(Dataset items)
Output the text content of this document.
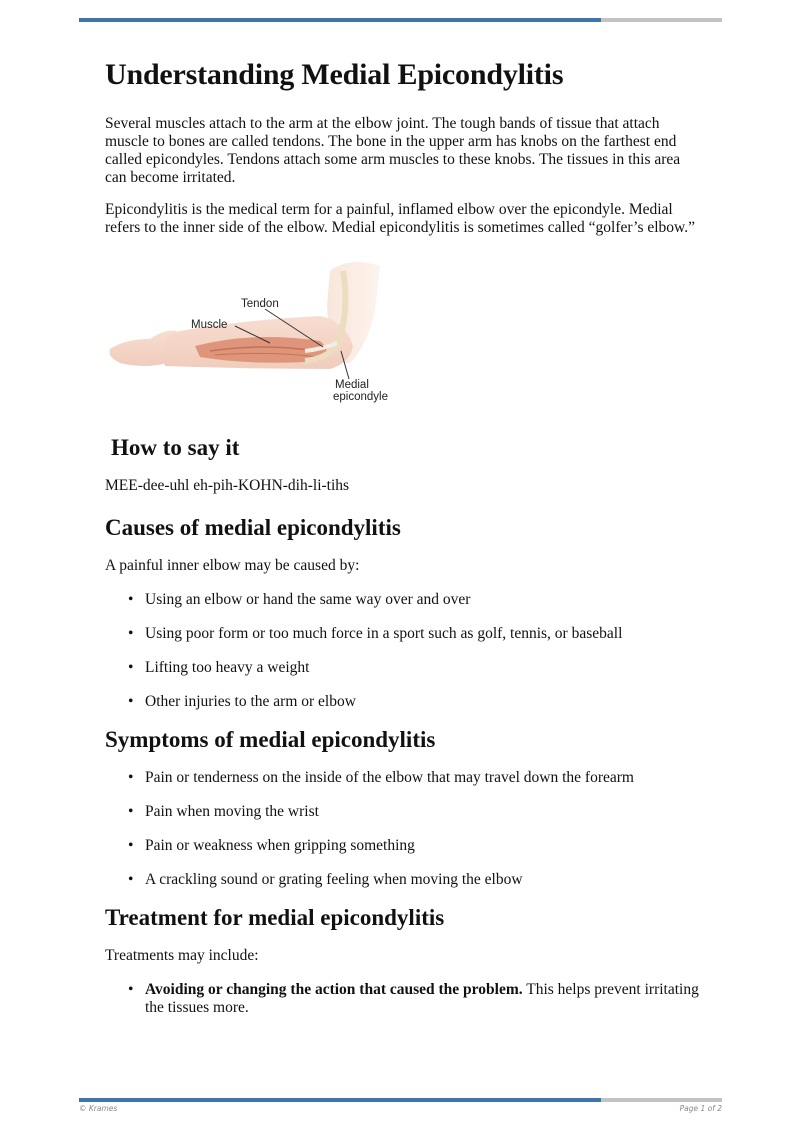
Understanding Medial Epicondylitis

Several muscles attach to the arm at the elbow joint. The tough bands of tissue that attach muscle to bones are called tendons. The bone in the upper arm has knobs on the farthest end called epicondyles. Tendons attach some arm muscles to these knobs. The tissues in this area can become irritated.

Epicondylitis is the medical term for a painful, inflamed elbow over the epicondyle. Medial refers to the inner side of the elbow. Medial epicondylitis is sometimes called “golfer’s elbow.”

Tendon
Muscle
Medial
epicondyle
How to say it

MEE-dee-uhl eh-pih-KOHN-dih-li-tihs

Causes of medial epicondylitis

A painful inner elbow may be caused by:

• Using an elbow or hand the same way over and over
• Using poor form or too much force in a sport such as golf, tennis, or baseball
• Lifting too heavy a weight
• Other injuries to the arm or elbow
Symptoms of medial epicondylitis
• Pain or tenderness on the inside of the elbow that may travel down the forearm
• Pain when moving the wrist
• Pain or weakness when gripping something
• A crackling sound or grating feeling when moving the elbow
Treatment for medial epicondylitis

Treatments may include:

• Avoiding or changing the action that caused the problem. This helps prevent irritating the tissues more.
© Krames	Page 1 of 2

== WORK TO COMPLETE ==
The entries above should be reproduced exactly, without their pictures.

== REPLY TO THE TASK ==
Output the text content of this document.
Understanding Medial Epicondylitis

Several muscles attach to the arm at the elbow joint. The tough bands of tissue that attach muscle to bones are called tendons. The bone in the upper arm has knobs on the farthest end called epicondyles. Tendons attach some arm muscles to these knobs. The tissues in this area can become irritated.

Epicondylitis is the medical term for a painful, inflamed elbow over the epicondyle. Medial refers to the inner side of the elbow. Medial epicondylitis is sometimes called “golfer’s elbow.”

Tendon
Muscle
Medial
epicondyle
How to say it

MEE-dee-uhl eh-pih-KOHN-dih-li-tihs

Causes of medial epicondylitis

A painful inner elbow may be caused by:

• Using an elbow or hand the same way over and over
• Using poor form or too much force in a sport such as golf, tennis, or baseball
• Lifting too heavy a weight
• Other injuries to the arm or elbow
Symptoms of medial epicondylitis
• Pain or tenderness on the inside of the elbow that may travel down the forearm
• Pain when moving the wrist
• Pain or weakness when gripping something
• A crackling sound or grating feeling when moving the elbow
Treatment for medial epicondylitis

Treatments may include:

• Avoiding or changing the action that caused the problem. This helps prevent irritating the tissues more.
© Krames	Page 1 of 2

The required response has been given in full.